- _Activity_
Return the lines below in which the string "transparente" occurs.
_ _ _ _ _ _ _
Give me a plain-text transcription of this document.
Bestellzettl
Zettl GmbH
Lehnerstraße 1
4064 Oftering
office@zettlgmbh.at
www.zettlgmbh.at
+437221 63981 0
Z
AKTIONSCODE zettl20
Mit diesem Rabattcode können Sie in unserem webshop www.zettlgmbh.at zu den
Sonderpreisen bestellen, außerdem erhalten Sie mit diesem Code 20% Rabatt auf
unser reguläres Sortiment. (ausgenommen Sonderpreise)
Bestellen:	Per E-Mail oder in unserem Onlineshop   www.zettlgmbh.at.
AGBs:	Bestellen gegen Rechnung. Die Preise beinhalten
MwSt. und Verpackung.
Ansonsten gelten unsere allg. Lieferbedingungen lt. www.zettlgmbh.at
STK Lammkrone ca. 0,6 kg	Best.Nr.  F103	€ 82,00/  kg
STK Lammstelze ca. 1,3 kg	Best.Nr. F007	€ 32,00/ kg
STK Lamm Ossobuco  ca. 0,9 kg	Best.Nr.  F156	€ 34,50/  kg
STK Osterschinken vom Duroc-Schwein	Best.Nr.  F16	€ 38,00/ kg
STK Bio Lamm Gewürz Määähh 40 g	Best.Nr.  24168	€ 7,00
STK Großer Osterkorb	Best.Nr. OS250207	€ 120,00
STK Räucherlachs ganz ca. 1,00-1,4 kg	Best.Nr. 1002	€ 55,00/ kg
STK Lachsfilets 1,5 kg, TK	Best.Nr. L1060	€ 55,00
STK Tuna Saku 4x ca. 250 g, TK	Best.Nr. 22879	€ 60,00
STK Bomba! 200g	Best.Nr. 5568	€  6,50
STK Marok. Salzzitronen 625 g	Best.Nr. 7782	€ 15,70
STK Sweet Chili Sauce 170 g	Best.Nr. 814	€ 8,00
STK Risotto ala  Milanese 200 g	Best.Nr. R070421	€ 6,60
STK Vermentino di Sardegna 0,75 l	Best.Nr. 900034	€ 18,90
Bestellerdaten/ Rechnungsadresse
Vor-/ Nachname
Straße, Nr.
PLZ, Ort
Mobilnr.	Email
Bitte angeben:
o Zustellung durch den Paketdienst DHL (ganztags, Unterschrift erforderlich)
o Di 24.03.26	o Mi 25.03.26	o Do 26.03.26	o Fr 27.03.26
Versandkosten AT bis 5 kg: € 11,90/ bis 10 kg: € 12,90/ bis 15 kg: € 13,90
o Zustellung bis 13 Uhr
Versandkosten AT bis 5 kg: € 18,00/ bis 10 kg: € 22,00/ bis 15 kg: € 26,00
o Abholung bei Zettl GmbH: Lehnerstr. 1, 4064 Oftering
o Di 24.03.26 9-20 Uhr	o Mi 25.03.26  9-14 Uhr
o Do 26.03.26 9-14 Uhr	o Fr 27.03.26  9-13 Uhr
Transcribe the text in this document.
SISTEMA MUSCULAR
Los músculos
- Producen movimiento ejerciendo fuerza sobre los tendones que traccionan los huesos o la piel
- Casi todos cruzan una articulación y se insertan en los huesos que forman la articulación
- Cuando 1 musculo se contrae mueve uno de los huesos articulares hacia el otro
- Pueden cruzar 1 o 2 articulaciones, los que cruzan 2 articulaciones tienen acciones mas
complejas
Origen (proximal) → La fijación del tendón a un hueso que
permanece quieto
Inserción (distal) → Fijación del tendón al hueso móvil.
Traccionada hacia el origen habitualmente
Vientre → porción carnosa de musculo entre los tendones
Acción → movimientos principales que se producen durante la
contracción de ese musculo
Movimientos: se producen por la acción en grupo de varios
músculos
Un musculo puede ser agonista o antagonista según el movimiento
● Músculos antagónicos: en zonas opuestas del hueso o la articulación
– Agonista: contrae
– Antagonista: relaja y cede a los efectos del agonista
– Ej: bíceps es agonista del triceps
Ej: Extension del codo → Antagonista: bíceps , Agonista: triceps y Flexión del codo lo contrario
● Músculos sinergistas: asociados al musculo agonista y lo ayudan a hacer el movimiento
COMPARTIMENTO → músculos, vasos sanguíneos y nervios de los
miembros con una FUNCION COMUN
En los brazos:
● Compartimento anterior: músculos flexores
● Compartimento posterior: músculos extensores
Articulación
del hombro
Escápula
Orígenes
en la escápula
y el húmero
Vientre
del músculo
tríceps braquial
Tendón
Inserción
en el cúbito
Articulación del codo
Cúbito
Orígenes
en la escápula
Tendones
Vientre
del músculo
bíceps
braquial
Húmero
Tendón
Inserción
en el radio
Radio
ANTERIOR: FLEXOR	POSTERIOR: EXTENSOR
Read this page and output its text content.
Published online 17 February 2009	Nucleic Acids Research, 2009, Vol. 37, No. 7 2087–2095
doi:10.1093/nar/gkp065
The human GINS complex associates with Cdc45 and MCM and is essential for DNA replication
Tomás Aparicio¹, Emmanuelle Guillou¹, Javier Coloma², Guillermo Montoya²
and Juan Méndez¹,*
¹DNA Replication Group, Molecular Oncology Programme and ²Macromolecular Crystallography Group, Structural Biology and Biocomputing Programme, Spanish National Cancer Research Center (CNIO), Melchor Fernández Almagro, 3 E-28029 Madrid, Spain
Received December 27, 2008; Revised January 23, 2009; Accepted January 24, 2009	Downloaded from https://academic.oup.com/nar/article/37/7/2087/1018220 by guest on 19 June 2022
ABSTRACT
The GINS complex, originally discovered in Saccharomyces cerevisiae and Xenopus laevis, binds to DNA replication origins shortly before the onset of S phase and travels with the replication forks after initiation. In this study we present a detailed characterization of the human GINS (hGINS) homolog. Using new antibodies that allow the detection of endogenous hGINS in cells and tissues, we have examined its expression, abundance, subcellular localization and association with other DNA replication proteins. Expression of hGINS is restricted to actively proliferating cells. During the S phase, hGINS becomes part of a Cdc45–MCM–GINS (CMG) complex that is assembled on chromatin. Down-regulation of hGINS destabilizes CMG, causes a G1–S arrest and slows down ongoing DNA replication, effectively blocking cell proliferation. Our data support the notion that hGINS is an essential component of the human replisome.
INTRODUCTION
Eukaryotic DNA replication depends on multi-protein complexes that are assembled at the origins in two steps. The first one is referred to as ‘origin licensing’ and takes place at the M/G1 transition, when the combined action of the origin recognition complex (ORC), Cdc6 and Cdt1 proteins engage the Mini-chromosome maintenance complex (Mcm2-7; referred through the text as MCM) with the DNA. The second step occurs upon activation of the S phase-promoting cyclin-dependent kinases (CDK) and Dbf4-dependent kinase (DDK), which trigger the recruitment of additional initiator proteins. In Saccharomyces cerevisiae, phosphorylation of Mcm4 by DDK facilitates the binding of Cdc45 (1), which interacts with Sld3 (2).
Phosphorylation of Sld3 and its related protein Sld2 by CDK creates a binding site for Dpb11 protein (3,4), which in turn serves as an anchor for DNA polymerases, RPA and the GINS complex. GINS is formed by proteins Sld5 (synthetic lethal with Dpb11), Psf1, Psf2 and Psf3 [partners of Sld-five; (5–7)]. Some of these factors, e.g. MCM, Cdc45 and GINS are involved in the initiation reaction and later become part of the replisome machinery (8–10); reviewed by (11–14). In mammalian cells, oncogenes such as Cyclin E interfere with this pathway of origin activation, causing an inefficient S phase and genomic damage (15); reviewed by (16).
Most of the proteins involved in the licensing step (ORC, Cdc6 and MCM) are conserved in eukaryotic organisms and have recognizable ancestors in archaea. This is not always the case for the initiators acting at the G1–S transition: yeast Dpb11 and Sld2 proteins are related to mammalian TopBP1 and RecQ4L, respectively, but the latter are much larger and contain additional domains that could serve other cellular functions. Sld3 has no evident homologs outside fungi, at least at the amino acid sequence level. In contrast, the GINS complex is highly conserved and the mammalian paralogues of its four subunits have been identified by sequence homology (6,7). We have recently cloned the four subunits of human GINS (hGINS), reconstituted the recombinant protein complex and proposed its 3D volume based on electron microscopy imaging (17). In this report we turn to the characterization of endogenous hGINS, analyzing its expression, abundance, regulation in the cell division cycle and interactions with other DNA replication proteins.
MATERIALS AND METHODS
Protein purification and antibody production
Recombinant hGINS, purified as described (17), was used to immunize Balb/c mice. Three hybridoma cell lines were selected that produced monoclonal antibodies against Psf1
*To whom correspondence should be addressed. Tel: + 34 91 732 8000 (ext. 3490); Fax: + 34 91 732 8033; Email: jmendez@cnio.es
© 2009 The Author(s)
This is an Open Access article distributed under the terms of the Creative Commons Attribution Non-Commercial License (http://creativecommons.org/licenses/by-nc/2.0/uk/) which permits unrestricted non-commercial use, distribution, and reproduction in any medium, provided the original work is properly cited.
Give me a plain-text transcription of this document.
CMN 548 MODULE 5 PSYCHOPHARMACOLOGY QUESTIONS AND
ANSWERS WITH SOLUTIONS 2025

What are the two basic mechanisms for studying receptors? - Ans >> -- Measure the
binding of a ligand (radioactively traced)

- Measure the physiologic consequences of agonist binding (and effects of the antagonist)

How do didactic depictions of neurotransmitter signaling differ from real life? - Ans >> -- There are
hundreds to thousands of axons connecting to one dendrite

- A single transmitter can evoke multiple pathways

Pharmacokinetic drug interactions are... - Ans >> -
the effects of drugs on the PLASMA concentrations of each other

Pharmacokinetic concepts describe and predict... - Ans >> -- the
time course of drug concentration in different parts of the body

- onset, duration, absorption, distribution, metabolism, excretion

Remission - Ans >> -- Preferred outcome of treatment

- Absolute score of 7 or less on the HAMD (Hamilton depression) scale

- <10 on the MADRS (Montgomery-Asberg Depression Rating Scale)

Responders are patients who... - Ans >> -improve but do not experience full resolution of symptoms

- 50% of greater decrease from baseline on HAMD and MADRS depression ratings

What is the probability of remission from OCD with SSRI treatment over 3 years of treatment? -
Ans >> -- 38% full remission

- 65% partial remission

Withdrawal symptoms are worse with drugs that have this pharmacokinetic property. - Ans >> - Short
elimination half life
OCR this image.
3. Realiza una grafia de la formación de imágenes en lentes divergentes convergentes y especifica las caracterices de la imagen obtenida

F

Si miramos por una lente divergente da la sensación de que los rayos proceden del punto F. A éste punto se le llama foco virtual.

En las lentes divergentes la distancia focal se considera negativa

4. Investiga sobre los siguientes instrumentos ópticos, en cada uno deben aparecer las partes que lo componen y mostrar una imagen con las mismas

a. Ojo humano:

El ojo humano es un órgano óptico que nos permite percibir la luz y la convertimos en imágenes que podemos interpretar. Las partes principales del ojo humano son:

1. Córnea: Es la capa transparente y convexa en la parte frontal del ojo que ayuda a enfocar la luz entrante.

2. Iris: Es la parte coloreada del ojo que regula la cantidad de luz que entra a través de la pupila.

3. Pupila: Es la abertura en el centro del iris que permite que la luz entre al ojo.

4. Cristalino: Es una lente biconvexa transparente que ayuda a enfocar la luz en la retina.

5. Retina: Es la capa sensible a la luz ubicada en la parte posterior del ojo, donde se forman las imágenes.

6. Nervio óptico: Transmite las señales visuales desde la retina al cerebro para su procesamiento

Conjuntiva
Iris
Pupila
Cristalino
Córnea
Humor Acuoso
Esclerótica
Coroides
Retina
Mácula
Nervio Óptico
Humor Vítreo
_ _ _ _ _ _ _
- _Solution for this task_
1. Córnea: Es la capa transparente y convexa en la parte frontal del ojo que ayuda a enfocar la luz entrante.
4. Cristalino: Es una lente biconvexa transparente que ayuda a enfocar la luz en la retina.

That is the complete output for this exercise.